What is asked -
Pull every line with the word "dorobku" out of the entries below.

>> begin

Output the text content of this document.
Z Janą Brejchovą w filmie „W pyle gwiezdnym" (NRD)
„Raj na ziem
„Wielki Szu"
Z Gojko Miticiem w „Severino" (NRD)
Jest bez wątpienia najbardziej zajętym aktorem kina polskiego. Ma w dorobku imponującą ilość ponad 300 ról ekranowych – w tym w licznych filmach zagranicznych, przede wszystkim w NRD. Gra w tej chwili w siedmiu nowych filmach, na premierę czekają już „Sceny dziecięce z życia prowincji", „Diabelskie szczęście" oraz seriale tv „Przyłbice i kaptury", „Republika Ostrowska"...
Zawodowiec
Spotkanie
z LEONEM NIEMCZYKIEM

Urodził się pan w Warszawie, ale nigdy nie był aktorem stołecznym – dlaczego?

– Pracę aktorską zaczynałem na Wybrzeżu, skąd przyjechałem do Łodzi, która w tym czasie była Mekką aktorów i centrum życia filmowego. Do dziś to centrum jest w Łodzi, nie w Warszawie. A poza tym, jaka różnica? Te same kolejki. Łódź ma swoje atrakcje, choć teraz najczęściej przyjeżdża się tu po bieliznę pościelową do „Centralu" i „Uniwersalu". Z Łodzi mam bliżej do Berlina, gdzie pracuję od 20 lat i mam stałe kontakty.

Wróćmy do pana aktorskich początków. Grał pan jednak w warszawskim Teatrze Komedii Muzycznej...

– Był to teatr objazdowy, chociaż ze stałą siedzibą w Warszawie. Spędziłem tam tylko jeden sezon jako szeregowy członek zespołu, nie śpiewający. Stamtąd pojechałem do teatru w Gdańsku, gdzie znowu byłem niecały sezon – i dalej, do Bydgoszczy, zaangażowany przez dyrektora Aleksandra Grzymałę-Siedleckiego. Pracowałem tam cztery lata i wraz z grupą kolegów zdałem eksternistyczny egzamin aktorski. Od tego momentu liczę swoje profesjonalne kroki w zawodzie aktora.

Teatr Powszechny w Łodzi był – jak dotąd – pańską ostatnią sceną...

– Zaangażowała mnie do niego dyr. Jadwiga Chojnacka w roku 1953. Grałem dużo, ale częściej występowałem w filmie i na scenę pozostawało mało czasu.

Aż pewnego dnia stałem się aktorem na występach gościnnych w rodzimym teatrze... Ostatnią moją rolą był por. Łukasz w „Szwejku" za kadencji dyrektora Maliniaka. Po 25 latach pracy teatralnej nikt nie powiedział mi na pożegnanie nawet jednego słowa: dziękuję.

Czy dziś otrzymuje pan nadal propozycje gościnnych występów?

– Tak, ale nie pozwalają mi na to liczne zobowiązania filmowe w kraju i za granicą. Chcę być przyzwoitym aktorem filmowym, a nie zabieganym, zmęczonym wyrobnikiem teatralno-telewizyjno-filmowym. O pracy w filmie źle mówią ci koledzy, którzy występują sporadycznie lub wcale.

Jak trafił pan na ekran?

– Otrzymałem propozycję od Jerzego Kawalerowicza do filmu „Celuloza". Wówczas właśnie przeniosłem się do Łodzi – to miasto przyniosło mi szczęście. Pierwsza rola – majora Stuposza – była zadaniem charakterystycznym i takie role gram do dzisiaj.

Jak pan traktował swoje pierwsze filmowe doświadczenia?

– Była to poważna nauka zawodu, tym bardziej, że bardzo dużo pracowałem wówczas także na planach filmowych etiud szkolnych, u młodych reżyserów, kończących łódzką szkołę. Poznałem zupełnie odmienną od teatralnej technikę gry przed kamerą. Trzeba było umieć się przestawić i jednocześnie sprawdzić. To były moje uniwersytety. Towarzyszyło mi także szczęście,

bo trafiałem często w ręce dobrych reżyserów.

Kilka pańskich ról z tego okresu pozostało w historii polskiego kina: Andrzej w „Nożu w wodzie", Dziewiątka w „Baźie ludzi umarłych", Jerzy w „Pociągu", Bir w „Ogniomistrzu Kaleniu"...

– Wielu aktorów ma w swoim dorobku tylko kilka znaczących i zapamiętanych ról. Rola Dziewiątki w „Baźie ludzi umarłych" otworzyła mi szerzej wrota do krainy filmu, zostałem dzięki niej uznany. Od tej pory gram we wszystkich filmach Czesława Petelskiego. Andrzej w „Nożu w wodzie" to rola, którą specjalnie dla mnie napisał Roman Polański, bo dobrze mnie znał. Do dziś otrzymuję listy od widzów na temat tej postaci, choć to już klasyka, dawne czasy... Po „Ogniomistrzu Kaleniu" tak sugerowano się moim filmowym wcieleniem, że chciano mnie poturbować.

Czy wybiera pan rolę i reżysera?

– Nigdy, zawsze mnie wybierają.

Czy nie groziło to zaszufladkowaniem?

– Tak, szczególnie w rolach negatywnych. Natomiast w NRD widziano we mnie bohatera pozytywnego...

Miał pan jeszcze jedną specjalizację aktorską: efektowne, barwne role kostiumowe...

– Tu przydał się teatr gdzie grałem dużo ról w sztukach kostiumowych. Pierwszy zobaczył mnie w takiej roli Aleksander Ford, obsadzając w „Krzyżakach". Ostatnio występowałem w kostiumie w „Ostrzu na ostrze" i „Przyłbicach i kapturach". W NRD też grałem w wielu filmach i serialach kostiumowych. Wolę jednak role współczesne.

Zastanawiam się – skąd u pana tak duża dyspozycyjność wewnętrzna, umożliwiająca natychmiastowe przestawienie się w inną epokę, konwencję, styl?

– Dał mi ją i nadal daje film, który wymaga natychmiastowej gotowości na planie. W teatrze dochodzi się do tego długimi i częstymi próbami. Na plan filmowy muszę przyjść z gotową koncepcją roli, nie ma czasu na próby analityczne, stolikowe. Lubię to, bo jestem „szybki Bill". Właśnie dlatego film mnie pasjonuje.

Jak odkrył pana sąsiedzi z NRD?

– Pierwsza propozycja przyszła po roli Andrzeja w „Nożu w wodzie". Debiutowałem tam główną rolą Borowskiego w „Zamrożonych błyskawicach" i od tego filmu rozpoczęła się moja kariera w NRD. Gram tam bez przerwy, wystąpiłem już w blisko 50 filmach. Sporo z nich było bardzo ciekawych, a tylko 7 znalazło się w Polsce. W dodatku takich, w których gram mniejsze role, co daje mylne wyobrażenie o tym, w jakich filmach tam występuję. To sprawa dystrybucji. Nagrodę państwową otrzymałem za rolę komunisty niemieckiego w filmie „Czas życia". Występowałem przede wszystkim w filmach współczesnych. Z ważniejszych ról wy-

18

>> end
>> begin

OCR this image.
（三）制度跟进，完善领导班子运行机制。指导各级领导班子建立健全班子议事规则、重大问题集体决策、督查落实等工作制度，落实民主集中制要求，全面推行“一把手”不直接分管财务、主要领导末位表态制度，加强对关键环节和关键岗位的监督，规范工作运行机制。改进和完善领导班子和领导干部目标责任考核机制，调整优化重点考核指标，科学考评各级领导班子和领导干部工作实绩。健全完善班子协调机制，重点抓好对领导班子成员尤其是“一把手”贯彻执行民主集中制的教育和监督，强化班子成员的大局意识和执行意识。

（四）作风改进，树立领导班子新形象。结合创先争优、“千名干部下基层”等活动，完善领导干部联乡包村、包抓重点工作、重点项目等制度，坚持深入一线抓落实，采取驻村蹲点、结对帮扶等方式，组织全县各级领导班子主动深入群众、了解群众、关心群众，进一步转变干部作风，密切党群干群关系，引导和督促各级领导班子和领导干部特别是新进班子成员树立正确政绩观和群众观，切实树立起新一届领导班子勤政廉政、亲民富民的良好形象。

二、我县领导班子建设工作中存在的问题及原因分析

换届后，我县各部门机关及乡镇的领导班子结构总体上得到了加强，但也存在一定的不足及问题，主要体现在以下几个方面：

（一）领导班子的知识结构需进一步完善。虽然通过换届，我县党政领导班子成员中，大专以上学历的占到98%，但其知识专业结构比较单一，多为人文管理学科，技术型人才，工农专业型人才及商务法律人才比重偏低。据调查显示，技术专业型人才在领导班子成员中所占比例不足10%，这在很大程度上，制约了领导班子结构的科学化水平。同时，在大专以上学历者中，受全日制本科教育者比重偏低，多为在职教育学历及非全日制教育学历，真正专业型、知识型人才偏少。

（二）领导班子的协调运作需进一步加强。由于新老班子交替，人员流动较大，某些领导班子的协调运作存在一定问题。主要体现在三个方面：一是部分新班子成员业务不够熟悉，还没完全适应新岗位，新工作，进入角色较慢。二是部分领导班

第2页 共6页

>> end

Response to this task -
Jest bez wątpienia najbardziej zajętym aktorem kina polskiego. Ma w dorobku imponującą ilość ponad 300 ról ekranowych – w tym w licznych filmach zagranicznych, przede wszystkim w NRD. Gra w tej chwili w siedmiu nowych filmach, na premierę czekają już „Sceny dziecięce z życia prowincji", „Diabelskie szczęście" oraz seriale tv „Przyłbice i kaptury", „Republika Ostrowska"...
– Wielu aktorów ma w swoim dorobku tylko kilka znaczących i zapamiętanych ról. Rola Dziewiątki w „Baźie ludzi umarłych" otworzyła mi szerzej wrota do krainy filmu, zostałem dzięki niej uznany. Od tej pory gram we wszystkich filmach Czesława Petelskiego. Andrzej w „Nożu w wodzie" to rola, którą specjalnie dla mnie napisał Roman Polański, bo dobrze mnie znał. Do dziś otrzymuję listy od widzów na temat tej postaci, choć to już klasyka, dawne czasy... Po „Ogniomistrzu Kaleniu" tak sugerowano się moim filmowym wcieleniem, że chciano mnie poturbować.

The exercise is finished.